*What needs to be done*:
Print each line of the listing once more, precisely as given.

** START Information provided **

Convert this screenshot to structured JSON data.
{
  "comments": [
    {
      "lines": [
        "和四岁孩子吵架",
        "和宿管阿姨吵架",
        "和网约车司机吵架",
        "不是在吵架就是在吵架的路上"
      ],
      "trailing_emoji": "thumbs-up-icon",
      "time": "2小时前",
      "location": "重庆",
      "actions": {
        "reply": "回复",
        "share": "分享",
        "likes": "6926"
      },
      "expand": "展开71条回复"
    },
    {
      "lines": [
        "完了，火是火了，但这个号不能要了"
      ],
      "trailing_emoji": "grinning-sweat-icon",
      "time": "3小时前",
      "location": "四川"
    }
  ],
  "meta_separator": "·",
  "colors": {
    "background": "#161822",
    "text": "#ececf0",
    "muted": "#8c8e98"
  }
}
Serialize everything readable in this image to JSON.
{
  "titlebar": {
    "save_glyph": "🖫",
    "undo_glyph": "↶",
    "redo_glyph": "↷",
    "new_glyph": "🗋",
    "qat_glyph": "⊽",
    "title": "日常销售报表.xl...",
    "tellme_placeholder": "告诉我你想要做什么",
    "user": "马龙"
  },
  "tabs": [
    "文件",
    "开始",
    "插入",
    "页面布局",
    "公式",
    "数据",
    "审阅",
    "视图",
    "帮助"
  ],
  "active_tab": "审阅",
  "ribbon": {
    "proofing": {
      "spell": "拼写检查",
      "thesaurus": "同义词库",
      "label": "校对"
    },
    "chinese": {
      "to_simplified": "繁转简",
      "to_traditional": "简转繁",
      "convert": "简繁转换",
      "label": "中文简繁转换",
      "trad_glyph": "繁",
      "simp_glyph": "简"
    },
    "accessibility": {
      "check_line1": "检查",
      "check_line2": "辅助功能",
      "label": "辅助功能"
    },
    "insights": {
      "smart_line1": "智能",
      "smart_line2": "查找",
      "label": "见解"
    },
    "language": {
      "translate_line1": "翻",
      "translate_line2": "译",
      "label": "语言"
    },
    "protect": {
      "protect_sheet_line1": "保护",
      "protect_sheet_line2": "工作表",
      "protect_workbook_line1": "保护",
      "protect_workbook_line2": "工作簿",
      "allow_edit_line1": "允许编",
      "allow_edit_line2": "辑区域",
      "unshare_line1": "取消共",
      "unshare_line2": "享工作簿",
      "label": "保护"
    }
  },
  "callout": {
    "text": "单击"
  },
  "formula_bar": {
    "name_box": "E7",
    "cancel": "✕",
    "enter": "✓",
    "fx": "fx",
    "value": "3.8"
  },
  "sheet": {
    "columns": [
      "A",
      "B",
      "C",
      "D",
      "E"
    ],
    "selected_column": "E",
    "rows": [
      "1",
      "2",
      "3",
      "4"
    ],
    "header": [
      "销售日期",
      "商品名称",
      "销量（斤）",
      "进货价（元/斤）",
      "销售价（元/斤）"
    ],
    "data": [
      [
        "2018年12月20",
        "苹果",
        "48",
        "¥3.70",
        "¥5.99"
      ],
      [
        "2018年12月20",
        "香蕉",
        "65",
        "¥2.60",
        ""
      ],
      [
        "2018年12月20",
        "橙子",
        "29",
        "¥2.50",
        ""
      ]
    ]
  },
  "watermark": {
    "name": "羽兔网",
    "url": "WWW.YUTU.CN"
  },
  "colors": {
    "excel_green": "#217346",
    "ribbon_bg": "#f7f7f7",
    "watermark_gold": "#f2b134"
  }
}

** END Information provided **

*The completed task*:
Convert this screenshot to structured JSON data.
{
  "comments": [
    {
      "lines": [
        "和四岁孩子吵架",
        "和宿管阿姨吵架",
        "和网约车司机吵架",
        "不是在吵架就是在吵架的路上"
      ],
      "trailing_emoji": "thumbs-up-icon",
      "time": "2小时前",
      "location": "重庆",
      "actions": {
        "reply": "回复",
        "share": "分享",
        "likes": "6926"
      },
      "expand": "展开71条回复"
    },
    {
      "lines": [
        "完了，火是火了，但这个号不能要了"
      ],
      "trailing_emoji": "grinning-sweat-icon",
      "time": "3小时前",
      "location": "四川"
    }
  ],
  "meta_separator": "·",
  "colors": {
    "background": "#161822",
    "text": "#ececf0",
    "muted": "#8c8e98"
  }
}
Serialize everything readable in this image to JSON.
{
  "titlebar": {
    "save_glyph": "🖫",
    "undo_glyph": "↶",
    "redo_glyph": "↷",
    "new_glyph": "🗋",
    "qat_glyph": "⊽",
    "title": "日常销售报表.xl...",
    "tellme_placeholder": "告诉我你想要做什么",
    "user": "马龙"
  },
  "tabs": [
    "文件",
    "开始",
    "插入",
    "页面布局",
    "公式",
    "数据",
    "审阅",
    "视图",
    "帮助"
  ],
  "active_tab": "审阅",
  "ribbon": {
    "proofing": {
      "spell": "拼写检查",
      "thesaurus": "同义词库",
      "label": "校对"
    },
    "chinese": {
      "to_simplified": "繁转简",
      "to_traditional": "简转繁",
      "convert": "简繁转换",
      "label": "中文简繁转换",
      "trad_glyph": "繁",
      "simp_glyph": "简"
    },
    "accessibility": {
      "check_line1": "检查",
      "check_line2": "辅助功能",
      "label": "辅助功能"
    },
    "insights": {
      "smart_line1": "智能",
      "smart_line2": "查找",
      "label": "见解"
    },
    "language": {
      "translate_line1": "翻",
      "translate_line2": "译",
      "label": "语言"
    },
    "protect": {
      "protect_sheet_line1": "保护",
      "protect_sheet_line2": "工作表",
      "protect_workbook_line1": "保护",
      "protect_workbook_line2": "工作簿",
      "allow_edit_line1": "允许编",
      "allow_edit_line2": "辑区域",
      "unshare_line1": "取消共",
      "unshare_line2": "享工作簿",
      "label": "保护"
    }
  },
  "callout": {
    "text": "单击"
  },
  "formula_bar": {
    "name_box": "E7",
    "cancel": "✕",
    "enter": "✓",
    "fx": "fx",
    "value": "3.8"
  },
  "sheet": {
    "columns": [
      "A",
      "B",
      "C",
      "D",
      "E"
    ],
    "selected_column": "E",
    "rows": [
      "1",
      "2",
      "3",
      "4"
    ],
    "header": [
      "销售日期",
      "商品名称",
      "销量（斤）",
      "进货价（元/斤）",
      "销售价（元/斤）"
    ],
    "data": [
      [
        "2018年12月20",
        "苹果",
        "48",
        "¥3.70",
        "¥5.99"
      ],
      [
        "2018年12月20",
        "香蕉",
        "65",
        "¥2.60",
        ""
      ],
      [
        "2018年12月20",
        "橙子",
        "29",
        "¥2.50",
        ""
      ]
    ]
  },
  "watermark": {
    "name": "羽兔网",
    "url": "WWW.YUTU.CN"
  },
  "colors": {
    "excel_green": "#217346",
    "ribbon_bg": "#f7f7f7",
    "watermark_gold": "#f2b134"
  }
}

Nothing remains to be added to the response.